* _Testo della pagina_:
+ + + +
La piazza vuota è un grembo gravido di silenzio. Un fiore spoglio, un antico catino pronto a raccogliere le lacrime di chi soffre – col cuore altrove e la testa afflitta da grevi timori – tra le mura di questa città.
Che pare ora una madre rassegnatamente stanca, pronta a sobbarcarsi l’ennesimo schiaffo, l’ennesima frustata, l’ennesima chiusura; l’ennesimo dpcm dai tratti ruvidi.
Colpa del virus, colpa di colpe che non tornano, di discorsi che non sempre quadrano, di responsabilità talmente impalpabili da sembrare liquide; liquide come i pianti di chi pace non trova… Per lutti impenetrabili, per paure insormontabili; dinanzi alle saracinesche abbassate, o allo spauracchio di un futuro tremendamente difficile da coltivare.
+ + + +
* _Righe estratte_:
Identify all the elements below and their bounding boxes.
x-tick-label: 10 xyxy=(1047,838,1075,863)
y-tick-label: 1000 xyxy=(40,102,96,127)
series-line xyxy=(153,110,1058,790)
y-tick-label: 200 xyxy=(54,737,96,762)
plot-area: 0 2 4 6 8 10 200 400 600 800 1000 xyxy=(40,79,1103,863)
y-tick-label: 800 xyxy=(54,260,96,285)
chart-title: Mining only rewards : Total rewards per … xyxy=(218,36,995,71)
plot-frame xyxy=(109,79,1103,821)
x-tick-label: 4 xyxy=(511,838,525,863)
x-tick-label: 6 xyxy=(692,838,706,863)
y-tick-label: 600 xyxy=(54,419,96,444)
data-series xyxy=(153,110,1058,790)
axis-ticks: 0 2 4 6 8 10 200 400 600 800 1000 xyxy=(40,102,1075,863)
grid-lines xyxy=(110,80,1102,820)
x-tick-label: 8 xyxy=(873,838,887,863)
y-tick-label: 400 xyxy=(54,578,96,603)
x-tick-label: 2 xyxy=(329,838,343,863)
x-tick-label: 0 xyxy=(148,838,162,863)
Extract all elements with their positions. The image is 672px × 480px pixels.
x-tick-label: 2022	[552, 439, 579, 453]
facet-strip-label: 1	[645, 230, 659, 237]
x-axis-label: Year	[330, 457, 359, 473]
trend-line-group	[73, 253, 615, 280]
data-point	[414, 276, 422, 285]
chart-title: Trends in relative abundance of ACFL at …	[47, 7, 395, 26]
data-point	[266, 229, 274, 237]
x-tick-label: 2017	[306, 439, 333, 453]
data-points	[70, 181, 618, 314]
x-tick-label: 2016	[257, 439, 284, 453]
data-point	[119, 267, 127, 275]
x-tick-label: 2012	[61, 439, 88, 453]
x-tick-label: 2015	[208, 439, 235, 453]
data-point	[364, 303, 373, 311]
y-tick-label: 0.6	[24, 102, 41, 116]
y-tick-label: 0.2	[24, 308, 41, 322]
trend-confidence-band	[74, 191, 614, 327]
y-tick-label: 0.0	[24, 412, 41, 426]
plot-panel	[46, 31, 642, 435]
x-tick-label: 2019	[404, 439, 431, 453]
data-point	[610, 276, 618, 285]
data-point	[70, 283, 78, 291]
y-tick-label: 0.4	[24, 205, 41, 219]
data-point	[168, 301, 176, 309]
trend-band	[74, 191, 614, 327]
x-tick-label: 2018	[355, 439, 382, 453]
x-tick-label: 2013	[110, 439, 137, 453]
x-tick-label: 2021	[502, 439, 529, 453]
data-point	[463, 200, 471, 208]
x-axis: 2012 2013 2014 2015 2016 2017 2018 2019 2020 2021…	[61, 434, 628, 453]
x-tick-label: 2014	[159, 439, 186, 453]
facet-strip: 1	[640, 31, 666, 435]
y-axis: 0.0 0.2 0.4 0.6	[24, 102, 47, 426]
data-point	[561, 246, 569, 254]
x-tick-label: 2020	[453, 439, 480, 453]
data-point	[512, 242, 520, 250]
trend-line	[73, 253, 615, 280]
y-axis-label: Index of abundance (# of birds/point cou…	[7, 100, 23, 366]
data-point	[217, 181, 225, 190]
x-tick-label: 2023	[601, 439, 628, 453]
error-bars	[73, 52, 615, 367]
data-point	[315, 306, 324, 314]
+ + + +
* _Obiettivo dell'esercizio_: Prosegua il testo sulla piazza vuota in tempo di pandemia, riprendendo subito dopo l'ultima frase riportata.

* _Risposta alla consegna_:
Dietro le porte chiuse di case, ristoranti e negozi, il buio: un sipario d’ombra per dolorose solitudini, per esistenze in bilico sul lastrico, speranze spedite in esilio su latitudini troppo lontane. Dietro le porte chiuse di case, ristoranti e negozi, deserti interiori e segreti drammi. L’incubo di non farcela, di non essere abbastanza; di essere anzi nudi, esposti, inermi. Senza alleati. Mentre il nemico mostra i denti e le mani non sanno dove aggrapparsi, se non agli intimi grani di rosari disperati.
E intanto, intorno, continua il valzer di giustificazionismi pedestri, di rimbalzi insopportabili, di “ristori” che non ristorano. E intanto, intorno, non arrossiscono i volti per l’imbarazzo – che già qualcosa pur sarebbe – ma soltanto (e nuovamente) i regimi d’allerta per la nostra regione. Rossa su richiesta.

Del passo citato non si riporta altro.